Start DATA SECTION

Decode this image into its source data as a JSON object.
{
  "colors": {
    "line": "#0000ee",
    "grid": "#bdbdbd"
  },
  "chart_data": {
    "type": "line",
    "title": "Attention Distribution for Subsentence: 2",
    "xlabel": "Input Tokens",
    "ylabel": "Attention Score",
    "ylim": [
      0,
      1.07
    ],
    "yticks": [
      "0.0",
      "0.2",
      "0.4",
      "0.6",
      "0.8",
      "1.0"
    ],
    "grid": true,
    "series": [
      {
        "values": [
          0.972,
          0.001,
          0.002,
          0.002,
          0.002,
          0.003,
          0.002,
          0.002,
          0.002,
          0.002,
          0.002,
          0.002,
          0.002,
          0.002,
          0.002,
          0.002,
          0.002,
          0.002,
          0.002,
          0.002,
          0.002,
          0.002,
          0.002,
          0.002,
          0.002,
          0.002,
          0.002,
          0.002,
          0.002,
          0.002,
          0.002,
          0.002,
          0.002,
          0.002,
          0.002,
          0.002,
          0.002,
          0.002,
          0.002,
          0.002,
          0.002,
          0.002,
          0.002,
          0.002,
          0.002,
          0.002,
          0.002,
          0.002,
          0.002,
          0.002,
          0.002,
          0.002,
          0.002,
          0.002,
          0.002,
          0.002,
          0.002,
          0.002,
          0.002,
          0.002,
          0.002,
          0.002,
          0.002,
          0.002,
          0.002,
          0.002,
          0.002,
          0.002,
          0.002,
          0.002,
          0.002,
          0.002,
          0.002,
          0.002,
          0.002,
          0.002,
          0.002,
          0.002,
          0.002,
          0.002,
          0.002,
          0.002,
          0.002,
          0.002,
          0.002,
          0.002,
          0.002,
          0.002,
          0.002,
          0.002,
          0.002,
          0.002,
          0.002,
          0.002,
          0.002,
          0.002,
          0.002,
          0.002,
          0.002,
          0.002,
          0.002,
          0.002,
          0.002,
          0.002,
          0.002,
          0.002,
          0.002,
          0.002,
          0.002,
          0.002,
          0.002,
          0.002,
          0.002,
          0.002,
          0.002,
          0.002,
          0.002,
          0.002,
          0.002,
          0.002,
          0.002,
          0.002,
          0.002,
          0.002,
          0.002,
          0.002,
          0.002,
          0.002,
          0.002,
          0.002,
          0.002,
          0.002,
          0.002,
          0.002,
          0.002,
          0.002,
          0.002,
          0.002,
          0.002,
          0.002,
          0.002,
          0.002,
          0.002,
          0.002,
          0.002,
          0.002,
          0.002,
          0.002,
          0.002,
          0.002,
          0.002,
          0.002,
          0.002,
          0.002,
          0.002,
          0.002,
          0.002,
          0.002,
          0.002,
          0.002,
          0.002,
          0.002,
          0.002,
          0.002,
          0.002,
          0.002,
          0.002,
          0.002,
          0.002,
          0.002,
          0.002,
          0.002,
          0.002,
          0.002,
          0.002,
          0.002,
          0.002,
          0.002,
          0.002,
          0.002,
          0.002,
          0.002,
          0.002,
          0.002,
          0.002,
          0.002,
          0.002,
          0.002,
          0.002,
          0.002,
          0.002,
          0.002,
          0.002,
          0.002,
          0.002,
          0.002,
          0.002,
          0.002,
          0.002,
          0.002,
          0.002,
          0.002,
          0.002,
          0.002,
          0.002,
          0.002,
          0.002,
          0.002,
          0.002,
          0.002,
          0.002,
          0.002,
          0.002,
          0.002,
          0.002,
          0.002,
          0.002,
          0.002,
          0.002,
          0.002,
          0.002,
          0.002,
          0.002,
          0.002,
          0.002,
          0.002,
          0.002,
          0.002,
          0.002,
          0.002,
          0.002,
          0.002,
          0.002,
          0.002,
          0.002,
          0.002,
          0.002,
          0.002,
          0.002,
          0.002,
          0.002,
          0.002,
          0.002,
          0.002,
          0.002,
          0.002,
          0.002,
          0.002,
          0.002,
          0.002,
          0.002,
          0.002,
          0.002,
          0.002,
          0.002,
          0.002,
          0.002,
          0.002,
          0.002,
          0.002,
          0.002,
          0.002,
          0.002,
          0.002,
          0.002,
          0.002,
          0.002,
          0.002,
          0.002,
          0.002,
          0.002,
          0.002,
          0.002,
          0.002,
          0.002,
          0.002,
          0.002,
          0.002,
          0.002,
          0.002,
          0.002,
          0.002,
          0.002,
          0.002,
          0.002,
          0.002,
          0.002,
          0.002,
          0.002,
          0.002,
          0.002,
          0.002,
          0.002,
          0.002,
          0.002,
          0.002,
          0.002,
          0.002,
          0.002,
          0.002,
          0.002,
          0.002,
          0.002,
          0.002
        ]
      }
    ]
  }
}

End DATA SECTION

_EXERCISE REQUIREMENTS:_ Every entry above needs to be quoted exactly.

_FULL ANSWER:_
Decode this image into its source data as a JSON object.
{
  "colors": {
    "line": "#0000ee",
    "grid": "#bdbdbd"
  },
  "chart_data": {
    "type": "line",
    "title": "Attention Distribution for Subsentence: 2",
    "xlabel": "Input Tokens",
    "ylabel": "Attention Score",
    "ylim": [
      0,
      1.07
    ],
    "yticks": [
      "0.0",
      "0.2",
      "0.4",
      "0.6",
      "0.8",
      "1.0"
    ],
    "grid": true,
    "series": [
      {
        "values": [
          0.972,
          0.001,
          0.002,
          0.002,
          0.002,
          0.003,
          0.002,
          0.002,
          0.002,
          0.002,
          0.002,
          0.002,
          0.002,
          0.002,
          0.002,
          0.002,
          0.002,
          0.002,
          0.002,
          0.002,
          0.002,
          0.002,
          0.002,
          0.002,
          0.002,
          0.002,
          0.002,
          0.002,
          0.002,
          0.002,
          0.002,
          0.002,
          0.002,
          0.002,
          0.002,
          0.002,
          0.002,
          0.002,
          0.002,
          0.002,
          0.002,
          0.002,
          0.002,
          0.002,
          0.002,
          0.002,
          0.002,
          0.002,
          0.002,
          0.002,
          0.002,
          0.002,
          0.002,
          0.002,
          0.002,
          0.002,
          0.002,
          0.002,
          0.002,
          0.002,
          0.002,
          0.002,
          0.002,
          0.002,
          0.002,
          0.002,
          0.002,
          0.002,
          0.002,
          0.002,
          0.002,
          0.002,
          0.002,
          0.002,
          0.002,
          0.002,
          0.002,
          0.002,
          0.002,
          0.002,
          0.002,
          0.002,
          0.002,
          0.002,
          0.002,
          0.002,
          0.002,
          0.002,
          0.002,
          0.002,
          0.002,
          0.002,
          0.002,
          0.002,
          0.002,
          0.002,
          0.002,
          0.002,
          0.002,
          0.002,
          0.002,
          0.002,
          0.002,
          0.002,
          0.002,
          0.002,
          0.002,
          0.002,
          0.002,
          0.002,
          0.002,
          0.002,
          0.002,
          0.002,
          0.002,
          0.002,
          0.002,
          0.002,
          0.002,
          0.002,
          0.002,
          0.002,
          0.002,
          0.002,
          0.002,
          0.002,
          0.002,
          0.002,
          0.002,
          0.002,
          0.002,
          0.002,
          0.002,
          0.002,
          0.002,
          0.002,
          0.002,
          0.002,
          0.002,
          0.002,
          0.002,
          0.002,
          0.002,
          0.002,
          0.002,
          0.002,
          0.002,
          0.002,
          0.002,
          0.002,
          0.002,
          0.002,
          0.002,
          0.002,
          0.002,
          0.002,
          0.002,
          0.002,
          0.002,
          0.002,
          0.002,
          0.002,
          0.002,
          0.002,
          0.002,
          0.002,
          0.002,
          0.002,
          0.002,
          0.002,
          0.002,
          0.002,
          0.002,
          0.002,
          0.002,
          0.002,
          0.002,
          0.002,
          0.002,
          0.002,
          0.002,
          0.002,
          0.002,
          0.002,
          0.002,
          0.002,
          0.002,
          0.002,
          0.002,
          0.002,
          0.002,
          0.002,
          0.002,
          0.002,
          0.002,
          0.002,
          0.002,
          0.002,
          0.002,
          0.002,
          0.002,
          0.002,
          0.002,
          0.002,
          0.002,
          0.002,
          0.002,
          0.002,
          0.002,
          0.002,
          0.002,
          0.002,
          0.002,
          0.002,
          0.002,
          0.002,
          0.002,
          0.002,
          0.002,
          0.002,
          0.002,
          0.002,
          0.002,
          0.002,
          0.002,
          0.002,
          0.002,
          0.002,
          0.002,
          0.002,
          0.002,
          0.002,
          0.002,
          0.002,
          0.002,
          0.002,
          0.002,
          0.002,
          0.002,
          0.002,
          0.002,
          0.002,
          0.002,
          0.002,
          0.002,
          0.002,
          0.002,
          0.002,
          0.002,
          0.002,
          0.002,
          0.002,
          0.002,
          0.002,
          0.002,
          0.002,
          0.002,
          0.002,
          0.002,
          0.002,
          0.002,
          0.002,
          0.002,
          0.002,
          0.002,
          0.002,
          0.002,
          0.002,
          0.002,
          0.002,
          0.002,
          0.002,
          0.002,
          0.002,
          0.002,
          0.002,
          0.002,
          0.002,
          0.002,
          0.002,
          0.002,
          0.002,
          0.002,
          0.002,
          0.002,
          0.002,
          0.002,
          0.002,
          0.002,
          0.002,
          0.002,
          0.002,
          0.002,
          0.002,
          0.002,
          0.002,
          0.002,
          0.002,
          0.002,
          0.002,
          0.002,
          0.002,
          0.002,
          0.002
        ]
      }
    ]
  }
}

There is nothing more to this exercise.